● **What you will do**:
Locate every line in the records below that contains the word "LUCKI", and copy each one.

[Records from a data collection]
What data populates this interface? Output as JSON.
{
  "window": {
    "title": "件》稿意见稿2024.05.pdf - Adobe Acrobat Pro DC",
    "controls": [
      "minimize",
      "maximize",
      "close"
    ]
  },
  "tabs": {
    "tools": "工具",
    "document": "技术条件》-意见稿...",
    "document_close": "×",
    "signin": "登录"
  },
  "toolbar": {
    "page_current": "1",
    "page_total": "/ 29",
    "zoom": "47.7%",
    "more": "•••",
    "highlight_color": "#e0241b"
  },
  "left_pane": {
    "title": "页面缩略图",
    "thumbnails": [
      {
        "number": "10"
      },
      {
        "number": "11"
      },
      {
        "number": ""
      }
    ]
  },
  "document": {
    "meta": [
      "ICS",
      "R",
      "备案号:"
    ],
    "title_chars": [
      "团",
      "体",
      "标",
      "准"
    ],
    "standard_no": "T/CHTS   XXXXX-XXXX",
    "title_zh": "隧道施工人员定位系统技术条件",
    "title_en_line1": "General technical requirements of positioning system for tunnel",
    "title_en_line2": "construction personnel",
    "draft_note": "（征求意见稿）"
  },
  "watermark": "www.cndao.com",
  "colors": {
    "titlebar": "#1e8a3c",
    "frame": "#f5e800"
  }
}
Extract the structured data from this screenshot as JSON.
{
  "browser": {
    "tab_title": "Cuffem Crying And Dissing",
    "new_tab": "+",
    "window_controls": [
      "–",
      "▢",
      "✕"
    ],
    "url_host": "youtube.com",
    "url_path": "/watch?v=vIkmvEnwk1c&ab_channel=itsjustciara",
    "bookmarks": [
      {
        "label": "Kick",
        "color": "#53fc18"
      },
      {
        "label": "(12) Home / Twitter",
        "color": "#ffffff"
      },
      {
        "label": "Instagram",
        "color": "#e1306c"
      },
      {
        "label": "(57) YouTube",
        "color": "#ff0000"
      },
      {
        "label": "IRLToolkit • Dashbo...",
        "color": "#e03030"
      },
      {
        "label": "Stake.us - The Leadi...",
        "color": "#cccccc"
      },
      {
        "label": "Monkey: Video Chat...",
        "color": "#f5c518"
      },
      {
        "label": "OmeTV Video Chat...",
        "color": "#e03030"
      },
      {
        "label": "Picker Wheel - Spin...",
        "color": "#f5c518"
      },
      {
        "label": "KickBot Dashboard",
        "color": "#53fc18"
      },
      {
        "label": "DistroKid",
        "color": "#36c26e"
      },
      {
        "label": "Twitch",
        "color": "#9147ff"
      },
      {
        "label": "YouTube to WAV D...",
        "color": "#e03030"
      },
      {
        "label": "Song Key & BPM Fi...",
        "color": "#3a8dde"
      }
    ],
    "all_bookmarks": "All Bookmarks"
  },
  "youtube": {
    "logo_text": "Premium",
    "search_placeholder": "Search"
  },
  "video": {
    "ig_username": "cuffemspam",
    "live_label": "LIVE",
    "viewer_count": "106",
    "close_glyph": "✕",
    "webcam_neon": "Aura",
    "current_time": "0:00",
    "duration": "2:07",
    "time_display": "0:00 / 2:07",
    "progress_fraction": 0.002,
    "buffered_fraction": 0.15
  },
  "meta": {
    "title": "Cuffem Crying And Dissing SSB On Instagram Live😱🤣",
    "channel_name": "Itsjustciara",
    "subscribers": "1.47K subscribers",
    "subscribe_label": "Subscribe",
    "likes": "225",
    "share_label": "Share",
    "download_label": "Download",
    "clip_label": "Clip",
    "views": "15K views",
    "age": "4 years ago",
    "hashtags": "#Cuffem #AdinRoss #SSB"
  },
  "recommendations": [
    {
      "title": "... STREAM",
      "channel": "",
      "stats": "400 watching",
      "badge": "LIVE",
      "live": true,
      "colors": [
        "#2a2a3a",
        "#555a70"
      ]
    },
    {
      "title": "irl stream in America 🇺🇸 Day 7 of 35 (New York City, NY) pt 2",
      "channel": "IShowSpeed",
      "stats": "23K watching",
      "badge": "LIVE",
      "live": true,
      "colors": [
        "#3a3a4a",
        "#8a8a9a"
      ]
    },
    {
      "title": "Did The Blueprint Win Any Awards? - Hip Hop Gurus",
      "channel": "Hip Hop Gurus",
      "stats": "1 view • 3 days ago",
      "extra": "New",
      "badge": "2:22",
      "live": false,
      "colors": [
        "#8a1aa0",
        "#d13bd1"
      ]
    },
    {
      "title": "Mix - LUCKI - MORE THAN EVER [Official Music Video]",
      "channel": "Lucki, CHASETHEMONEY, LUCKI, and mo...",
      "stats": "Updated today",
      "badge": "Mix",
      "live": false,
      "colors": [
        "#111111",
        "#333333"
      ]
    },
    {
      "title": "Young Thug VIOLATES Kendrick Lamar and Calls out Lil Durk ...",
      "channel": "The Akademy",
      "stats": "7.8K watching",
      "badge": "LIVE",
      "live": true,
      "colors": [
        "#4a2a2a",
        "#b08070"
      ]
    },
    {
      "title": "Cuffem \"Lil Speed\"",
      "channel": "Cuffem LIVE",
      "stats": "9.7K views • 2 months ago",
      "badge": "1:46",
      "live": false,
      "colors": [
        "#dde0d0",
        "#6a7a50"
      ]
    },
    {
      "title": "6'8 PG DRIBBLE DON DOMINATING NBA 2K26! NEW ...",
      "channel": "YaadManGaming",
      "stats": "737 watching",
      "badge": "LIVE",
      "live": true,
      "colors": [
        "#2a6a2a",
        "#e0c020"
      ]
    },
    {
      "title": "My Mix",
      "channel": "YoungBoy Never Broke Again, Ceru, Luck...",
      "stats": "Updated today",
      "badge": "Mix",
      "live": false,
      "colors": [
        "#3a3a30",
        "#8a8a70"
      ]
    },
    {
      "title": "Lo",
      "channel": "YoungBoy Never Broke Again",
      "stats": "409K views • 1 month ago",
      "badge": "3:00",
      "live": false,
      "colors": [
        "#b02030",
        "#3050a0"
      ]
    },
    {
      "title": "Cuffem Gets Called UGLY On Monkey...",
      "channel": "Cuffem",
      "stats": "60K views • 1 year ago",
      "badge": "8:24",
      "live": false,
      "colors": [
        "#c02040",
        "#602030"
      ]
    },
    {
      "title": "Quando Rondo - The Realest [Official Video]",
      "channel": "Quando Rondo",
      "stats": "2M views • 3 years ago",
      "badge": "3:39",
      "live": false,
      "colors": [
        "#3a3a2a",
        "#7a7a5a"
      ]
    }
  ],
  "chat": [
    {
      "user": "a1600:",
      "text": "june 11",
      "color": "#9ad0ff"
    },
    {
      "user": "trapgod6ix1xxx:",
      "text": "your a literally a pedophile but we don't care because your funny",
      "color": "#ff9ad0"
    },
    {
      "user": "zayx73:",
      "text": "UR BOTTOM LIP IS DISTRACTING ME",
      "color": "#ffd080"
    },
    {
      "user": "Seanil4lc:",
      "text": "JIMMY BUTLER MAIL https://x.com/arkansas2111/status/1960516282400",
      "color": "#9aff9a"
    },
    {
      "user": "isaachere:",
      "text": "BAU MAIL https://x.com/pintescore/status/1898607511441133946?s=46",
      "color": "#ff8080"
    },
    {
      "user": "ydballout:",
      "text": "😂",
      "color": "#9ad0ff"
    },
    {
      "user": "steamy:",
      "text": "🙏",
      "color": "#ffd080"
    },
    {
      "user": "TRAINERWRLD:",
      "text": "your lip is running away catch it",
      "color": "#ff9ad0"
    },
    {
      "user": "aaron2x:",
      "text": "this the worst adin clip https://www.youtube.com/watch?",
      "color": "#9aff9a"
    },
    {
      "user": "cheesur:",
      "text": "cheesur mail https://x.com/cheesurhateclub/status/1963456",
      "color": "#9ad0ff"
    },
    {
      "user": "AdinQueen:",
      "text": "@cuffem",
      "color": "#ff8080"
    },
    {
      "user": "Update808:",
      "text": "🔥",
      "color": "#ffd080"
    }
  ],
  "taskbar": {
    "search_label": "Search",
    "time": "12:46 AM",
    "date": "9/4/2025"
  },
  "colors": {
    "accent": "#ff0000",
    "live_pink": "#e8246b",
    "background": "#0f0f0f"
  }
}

● **Result of the task**:
      "title": "Mix - LUCKI - MORE THAN EVER [Official Music Video]",
      "channel": "Lucki, CHASETHEMONEY, LUCKI, and mo...",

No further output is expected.